_MATERIALS PROVIDED_:

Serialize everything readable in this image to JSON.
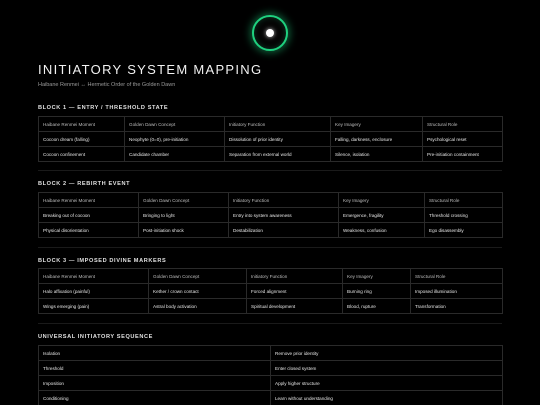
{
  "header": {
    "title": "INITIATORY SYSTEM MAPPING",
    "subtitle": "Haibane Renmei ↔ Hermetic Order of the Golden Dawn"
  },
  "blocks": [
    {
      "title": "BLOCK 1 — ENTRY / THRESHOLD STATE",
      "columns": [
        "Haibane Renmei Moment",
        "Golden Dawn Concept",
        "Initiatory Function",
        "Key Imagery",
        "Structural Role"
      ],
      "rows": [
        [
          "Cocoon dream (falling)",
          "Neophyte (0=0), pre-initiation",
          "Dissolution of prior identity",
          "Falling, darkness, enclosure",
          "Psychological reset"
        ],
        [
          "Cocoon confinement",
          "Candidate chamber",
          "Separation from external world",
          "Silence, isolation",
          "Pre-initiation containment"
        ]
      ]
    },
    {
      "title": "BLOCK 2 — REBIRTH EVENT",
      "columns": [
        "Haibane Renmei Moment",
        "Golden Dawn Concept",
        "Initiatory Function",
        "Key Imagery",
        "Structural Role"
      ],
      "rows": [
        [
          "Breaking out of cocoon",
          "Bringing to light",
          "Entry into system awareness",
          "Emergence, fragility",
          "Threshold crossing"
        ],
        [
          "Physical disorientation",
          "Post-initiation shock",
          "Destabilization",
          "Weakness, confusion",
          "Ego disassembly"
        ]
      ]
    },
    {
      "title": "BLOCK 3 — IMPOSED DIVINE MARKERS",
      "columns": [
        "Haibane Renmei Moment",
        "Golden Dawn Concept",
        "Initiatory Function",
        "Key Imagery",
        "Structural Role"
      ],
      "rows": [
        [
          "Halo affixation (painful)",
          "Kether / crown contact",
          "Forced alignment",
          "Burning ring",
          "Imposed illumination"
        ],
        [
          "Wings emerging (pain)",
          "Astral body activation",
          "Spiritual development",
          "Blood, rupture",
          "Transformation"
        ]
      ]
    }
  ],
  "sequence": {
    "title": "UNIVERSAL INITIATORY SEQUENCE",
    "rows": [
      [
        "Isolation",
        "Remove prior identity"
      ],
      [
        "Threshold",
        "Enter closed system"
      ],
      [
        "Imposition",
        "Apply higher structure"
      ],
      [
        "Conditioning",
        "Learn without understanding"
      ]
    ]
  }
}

==

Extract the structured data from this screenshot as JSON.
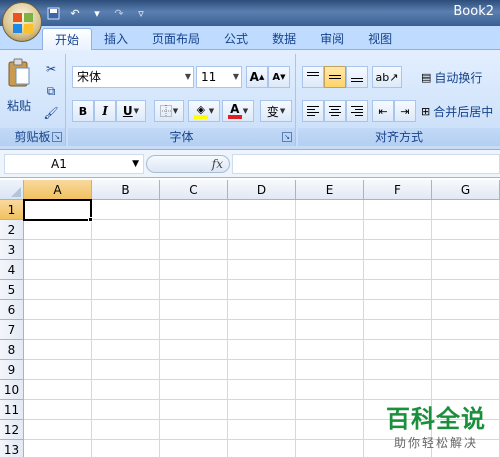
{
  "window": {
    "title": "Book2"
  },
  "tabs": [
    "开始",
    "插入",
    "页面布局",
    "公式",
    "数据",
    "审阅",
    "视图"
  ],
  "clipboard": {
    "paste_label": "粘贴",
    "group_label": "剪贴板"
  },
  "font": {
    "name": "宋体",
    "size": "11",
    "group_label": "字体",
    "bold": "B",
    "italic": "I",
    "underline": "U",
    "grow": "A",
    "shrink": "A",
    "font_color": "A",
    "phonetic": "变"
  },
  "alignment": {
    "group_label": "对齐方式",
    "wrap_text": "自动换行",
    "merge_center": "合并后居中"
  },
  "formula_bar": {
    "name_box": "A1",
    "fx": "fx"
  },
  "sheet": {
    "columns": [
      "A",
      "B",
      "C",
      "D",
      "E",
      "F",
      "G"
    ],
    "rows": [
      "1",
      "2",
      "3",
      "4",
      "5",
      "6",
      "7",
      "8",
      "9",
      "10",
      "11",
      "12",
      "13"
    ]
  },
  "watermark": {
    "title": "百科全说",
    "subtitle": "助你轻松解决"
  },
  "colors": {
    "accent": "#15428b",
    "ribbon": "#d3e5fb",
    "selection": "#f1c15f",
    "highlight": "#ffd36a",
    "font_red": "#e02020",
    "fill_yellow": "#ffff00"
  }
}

---

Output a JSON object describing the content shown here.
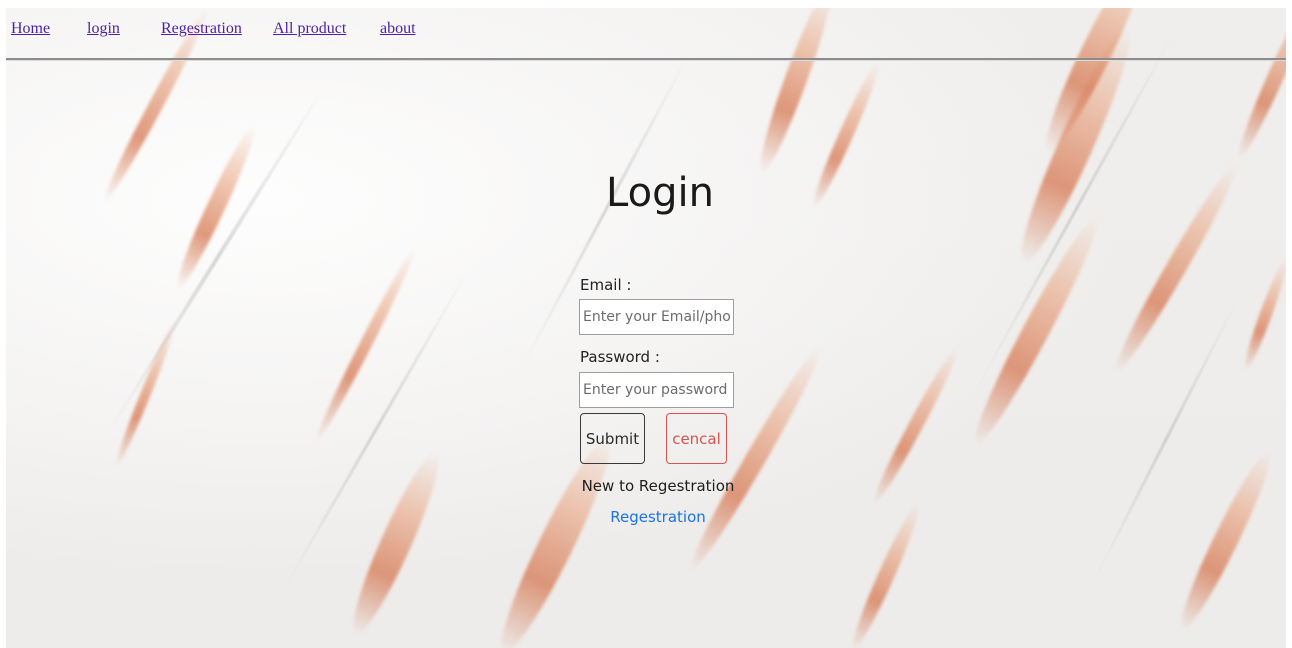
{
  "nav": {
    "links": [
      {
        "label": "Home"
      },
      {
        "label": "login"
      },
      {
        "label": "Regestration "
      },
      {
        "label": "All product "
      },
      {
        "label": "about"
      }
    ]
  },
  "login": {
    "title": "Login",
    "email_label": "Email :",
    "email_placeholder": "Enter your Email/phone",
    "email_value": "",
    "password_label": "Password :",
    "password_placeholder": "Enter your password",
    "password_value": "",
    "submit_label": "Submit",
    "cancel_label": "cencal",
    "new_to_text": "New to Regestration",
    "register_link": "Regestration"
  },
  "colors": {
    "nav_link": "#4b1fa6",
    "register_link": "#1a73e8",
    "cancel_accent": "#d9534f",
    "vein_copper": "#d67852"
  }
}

_WHAT TO WORK ON_: Reproduce each line holding the word "prior".

_FINAL RESULT_:
          "Dissolution of prior identity",
        "Remove prior identity"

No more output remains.